GIVEN EXERCISE 1: Reproduce the Fast and Furious passage verbatim from "But while ATF" up to and including "entire criminal network.".
GIVEN EXERCISE 2: Continue the Fast and Furious passage, picking up right after its final sentence.

PASSAGE PROVIDED:
By 2008, nearly 90% of firearms seized and traced in Mexico originated in the United States, mostly from Arizona, Texas, and California.

But while ATF agents were busy making cases against individual straw purchasers, thousands of weapons kept flowing south.

So, a year later in 2009, the Phoenix ATF office tried a new plan.

They wanted to go after bigger fish.

Instead of arresting straw purchasers, agents would allow them to move guns untouched.

Then the ATF would track the guns across the border to expose the entire criminal network.

At least, that's how it was supposed to work.

Operation Fast and Furious, named after the Hollywood film, was a colossal disaster.

It was plagued by seemingly incomprehensible and reckless decisions.

And ultimately, by allowing weapons into Mexico, their agents endangered the lives of both American and Mexican citizens.

Hundreds of innocent people were killed by the very guns the ATF was supposed to be tracking.

It took the actions of one agent to expose just how badly the operation went.

In challenging the ATF, the agent faced the ultimate whistleblower's dilemma: follow orders or follow conscience.

His actions raised a chilling question: what happens when law enforcement enables the crimes it's supposed to prevent?

In December 2009, John Dodson walked into the Phoenix, Arizona ATF office with a smile.

Since his days training for the Army in nearby Fort Huachuca, Dodson longed to return to Arizona.

He fell in love with the heat, the people, and the culture of the Southwest.

After five years of dedicated service in Virginia, he was hand-picked to work on the Phoenix team's new operation, and he was more than happy to be back in the desert.

Dodson rode the elevator to the sixth floor and walked to the briefing room.

The offices were all made of glass and the walls were a bright white.

It almost felt like any other corporate office, not the headquarters for taking down gun traffickers.

A woman in a dark pantsuit walked into the room.

DATASET ENTRIES:
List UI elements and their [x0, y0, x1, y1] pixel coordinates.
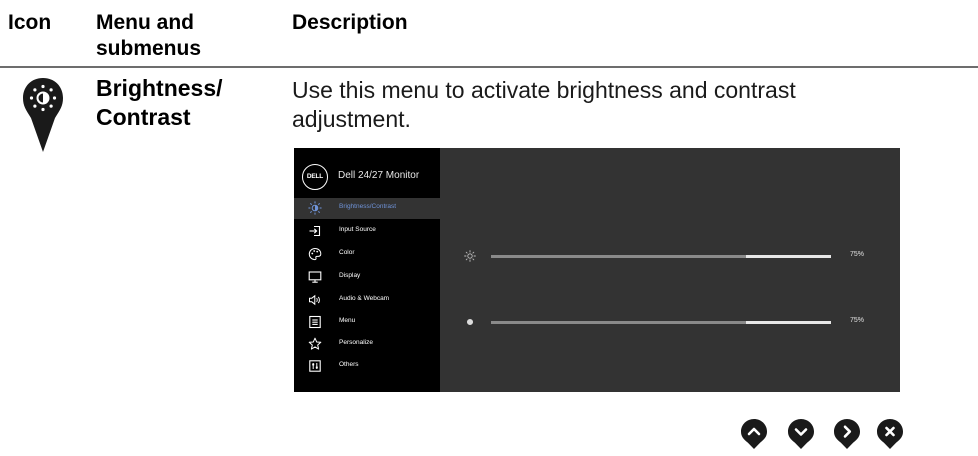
contrast-fill [491, 321, 746, 324]
osd-menu-label: Input Source [339, 226, 376, 233]
osd-menu-label: Others [339, 361, 359, 368]
header-divider [0, 66, 978, 68]
brightness-track[interactable] [491, 255, 831, 258]
down-button[interactable] [787, 418, 815, 450]
osd-menu-label: Display [339, 272, 361, 279]
menu-icon [309, 315, 321, 329]
osd-menu-item-color[interactable]: Color [294, 244, 440, 265]
osd-menu-item-others[interactable]: Others [294, 356, 440, 377]
close-button[interactable] [876, 418, 904, 450]
osd-menu-label: Menu [339, 317, 356, 324]
osd-header: DELL Dell 24/27 Monitor [294, 148, 440, 200]
osd-menu-item-personalize[interactable]: Personalize [294, 334, 440, 355]
column-header-icon: Icon [8, 11, 52, 34]
osd-menu-label: Brightness/Contrast [339, 203, 397, 210]
brightness-fill [491, 255, 746, 258]
column-header-description: Description [292, 11, 408, 34]
osd-menu-label: Color [339, 249, 355, 256]
speaker-icon [309, 294, 320, 306]
sun-icon [464, 250, 476, 262]
osd-title: Dell 24/27 Monitor [338, 170, 420, 181]
contrast-track[interactable] [491, 321, 831, 324]
osd-sidebar: DELL Dell 24/27 Monitor Brightness/Contr… [294, 148, 440, 392]
input-source-icon [309, 225, 321, 237]
color-palette-icon [308, 247, 322, 261]
contrast-value: 75% [850, 317, 865, 324]
dell-logo: DELL [302, 164, 328, 190]
osd-screenshot: DELL Dell 24/27 Monitor Brightness/Contr… [294, 148, 900, 392]
contrast-slider[interactable]: 75% [464, 316, 874, 328]
brightness-slider[interactable]: 75% [464, 250, 874, 262]
submenu-name: Brightness/ Contrast [96, 75, 223, 130]
right-button[interactable] [833, 418, 861, 450]
up-button[interactable] [740, 418, 768, 450]
star-icon [308, 337, 322, 350]
brightness-pin-icon [23, 78, 63, 152]
osd-menu-label: Personalize [339, 339, 373, 346]
submenu-description: Use this menu to activate brightness and… [292, 77, 796, 132]
brightness-icon [308, 201, 322, 215]
osd-menu-item-input-source[interactable]: Input Source [294, 221, 440, 242]
osd-menu-item-audio-webcam[interactable]: Audio & Webcam [294, 290, 440, 311]
contrast-icon [466, 318, 474, 326]
display-icon [308, 271, 322, 283]
osd-menu-item-display[interactable]: Display [294, 267, 440, 288]
brightness-value: 75% [850, 251, 865, 258]
osd-menu-item-menu[interactable]: Menu [294, 312, 440, 333]
others-icon [309, 360, 321, 372]
column-header-menu: Menu and submenus [96, 11, 202, 60]
osd-menu-label: Audio & Webcam [339, 295, 390, 302]
osd-menu-item-brightness-contrast[interactable]: Brightness/Contrast [294, 198, 440, 219]
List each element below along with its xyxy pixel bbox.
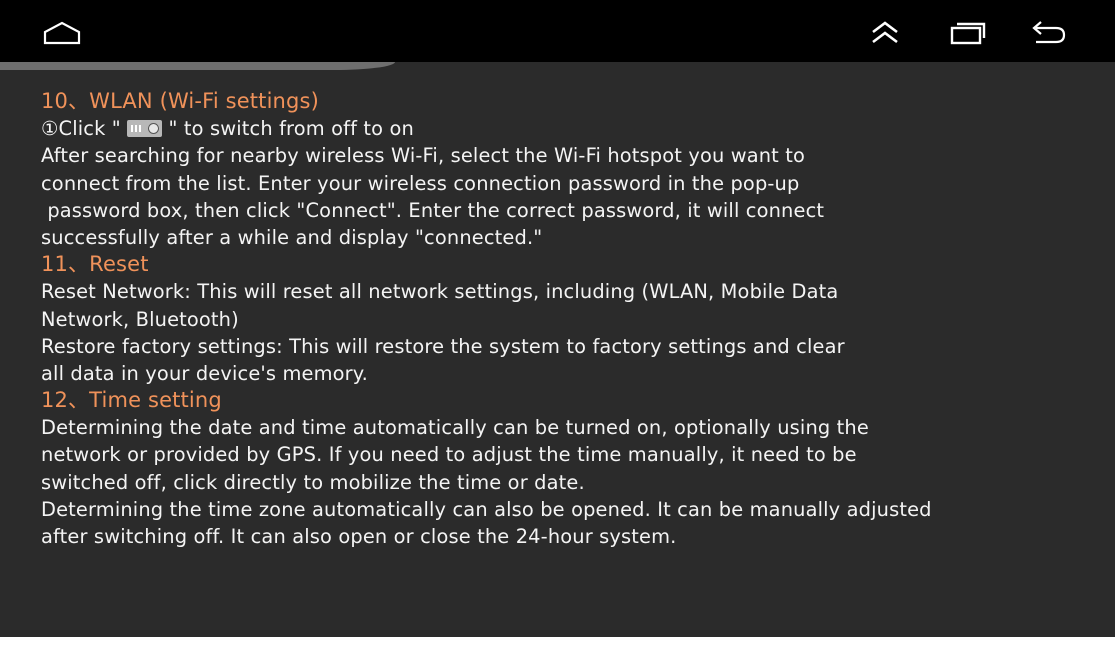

RIGHT ANSWER 1:
But while ATF agents were busy making cases against individual straw purchasers, thousands of weapons kept flowing south.

So, a year later in 2009, the Phoenix ATF office tried a new plan.

They wanted to go after bigger fish.

Instead of arresting straw purchasers, agents would allow them to move guns untouched.

Then the ATF would track the guns across the border to expose the entire criminal network.

RIGHT ANSWER 2:
She introduced herself as Special Agent Hope McAllister.

For Dodson, McAllister's reputation preceded her.

She was known as the expert on gun trafficking over the border.

Dodson shook her hand and McAllister launched into her briefing.

She said Dodson was going to be a part of a special team called Section 7, working on the most important operation at the ATF.

McAllister explained that local Phoenix gun shops had notified them about a particular customer.

He made frequent purchases of high-caliber weapons and was almost certainly a straw buyer, either for the arms smuggler or the cartel directly.

Dotson nodded.

This sounded like a pretty standard ATF case.

Confirm the straw buyer is getting the guns for someone else, arrest them, and take the guns off the street.

But McAllister explained they weren't going after this low-level straw purchaser.

They would be going after the big dogs.

McAllister explained they had a federal mandate to track the gun pipelines from the U.S.

to the cartels with complete support from the Department of Justice.

That meant unlimited funding, undercover resources, and even judicial approval for wiretaps.

As McAllister went on, Dotson started to feel uneasy about the operation.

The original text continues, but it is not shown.